Segment Start: Document excerpt

Besides the association of pseudohypoxia with defective genes encoding mitochondrial enzymes, mutated VHL can also cause pseudohypoxia ( 73 , 74 ). However, pseudohypoxia in VHL defective renal clear cell carcinomas operates by a slightly different mechanism because these tumours show consistent HIF-2α overproduction and stabilization, but not HIF-1α ( 75 ). HIF-2α then likely interacts with the Myc pathway for cell cycle arrest and tumour progression ( 21 ). Given the role of mitochondrial metabolites in regulating PHDs and inducing pseudohypoxia, it is still unclear which comes first and whether the mutation leads to the cancer malignancy or whether the cancer becomes established first before the onset of the mutations in TCA cycle genes. Another question is why are these phenomenon restricted to cancers of neuroendocrine origin?

Segment End: Document excerpt
Segment Start: Given data

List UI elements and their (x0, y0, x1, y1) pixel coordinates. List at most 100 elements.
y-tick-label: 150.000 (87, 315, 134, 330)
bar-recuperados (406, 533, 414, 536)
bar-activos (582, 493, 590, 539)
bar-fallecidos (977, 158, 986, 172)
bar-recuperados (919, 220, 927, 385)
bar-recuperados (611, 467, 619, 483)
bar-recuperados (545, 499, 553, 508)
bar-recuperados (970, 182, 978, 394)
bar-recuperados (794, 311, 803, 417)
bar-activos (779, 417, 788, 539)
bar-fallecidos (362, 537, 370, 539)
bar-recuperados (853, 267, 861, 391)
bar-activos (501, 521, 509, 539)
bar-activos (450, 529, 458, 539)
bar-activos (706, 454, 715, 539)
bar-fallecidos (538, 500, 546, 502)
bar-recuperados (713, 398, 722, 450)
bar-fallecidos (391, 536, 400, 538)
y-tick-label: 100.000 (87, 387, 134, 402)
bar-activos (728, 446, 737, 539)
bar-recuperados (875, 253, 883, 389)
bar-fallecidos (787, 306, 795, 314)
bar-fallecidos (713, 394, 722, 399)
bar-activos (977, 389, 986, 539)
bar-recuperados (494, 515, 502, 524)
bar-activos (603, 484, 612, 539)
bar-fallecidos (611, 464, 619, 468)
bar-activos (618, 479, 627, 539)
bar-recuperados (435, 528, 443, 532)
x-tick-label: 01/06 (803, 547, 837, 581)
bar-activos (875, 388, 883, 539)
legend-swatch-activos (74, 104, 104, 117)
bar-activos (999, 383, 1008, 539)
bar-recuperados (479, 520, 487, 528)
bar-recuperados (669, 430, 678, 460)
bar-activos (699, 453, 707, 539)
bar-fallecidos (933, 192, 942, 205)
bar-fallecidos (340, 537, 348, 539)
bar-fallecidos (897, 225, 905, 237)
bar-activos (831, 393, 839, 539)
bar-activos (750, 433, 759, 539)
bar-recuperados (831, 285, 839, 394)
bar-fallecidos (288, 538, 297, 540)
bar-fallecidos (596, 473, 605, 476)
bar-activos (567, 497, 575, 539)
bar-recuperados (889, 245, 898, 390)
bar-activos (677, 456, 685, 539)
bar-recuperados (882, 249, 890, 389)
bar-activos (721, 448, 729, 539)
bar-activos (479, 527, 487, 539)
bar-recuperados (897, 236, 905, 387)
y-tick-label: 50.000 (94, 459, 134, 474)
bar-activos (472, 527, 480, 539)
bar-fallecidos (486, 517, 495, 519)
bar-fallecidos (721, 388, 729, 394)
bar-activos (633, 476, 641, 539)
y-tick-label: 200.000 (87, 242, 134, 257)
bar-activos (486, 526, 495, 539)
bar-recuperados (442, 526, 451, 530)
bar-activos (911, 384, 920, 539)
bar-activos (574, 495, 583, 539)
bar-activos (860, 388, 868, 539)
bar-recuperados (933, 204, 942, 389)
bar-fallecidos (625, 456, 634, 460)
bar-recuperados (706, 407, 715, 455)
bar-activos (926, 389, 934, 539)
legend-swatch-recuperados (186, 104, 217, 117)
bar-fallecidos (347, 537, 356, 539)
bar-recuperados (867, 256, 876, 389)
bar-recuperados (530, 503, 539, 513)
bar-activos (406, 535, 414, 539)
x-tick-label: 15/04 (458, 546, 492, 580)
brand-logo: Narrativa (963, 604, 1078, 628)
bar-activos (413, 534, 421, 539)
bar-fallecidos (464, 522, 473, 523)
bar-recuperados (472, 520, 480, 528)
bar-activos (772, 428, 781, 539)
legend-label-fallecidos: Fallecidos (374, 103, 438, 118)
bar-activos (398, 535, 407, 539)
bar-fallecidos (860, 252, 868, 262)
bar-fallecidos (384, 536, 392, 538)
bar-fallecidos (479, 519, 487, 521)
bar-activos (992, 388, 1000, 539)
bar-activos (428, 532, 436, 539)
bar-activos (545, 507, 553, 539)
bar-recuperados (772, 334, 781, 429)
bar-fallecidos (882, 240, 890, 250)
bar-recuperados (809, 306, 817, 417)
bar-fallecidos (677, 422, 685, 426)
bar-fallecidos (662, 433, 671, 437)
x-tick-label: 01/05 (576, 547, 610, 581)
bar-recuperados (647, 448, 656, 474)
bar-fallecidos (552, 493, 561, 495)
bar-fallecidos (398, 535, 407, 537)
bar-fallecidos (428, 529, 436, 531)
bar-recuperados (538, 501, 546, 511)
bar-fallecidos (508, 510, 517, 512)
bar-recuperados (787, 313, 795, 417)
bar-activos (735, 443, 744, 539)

Segment End: Given data

According to the text on pseudohypoxia, which HIF subunit do VHL-defective renal clear cell carcinomas consistently overproduce and stabilize?

HIF-2α, not HIF-1α.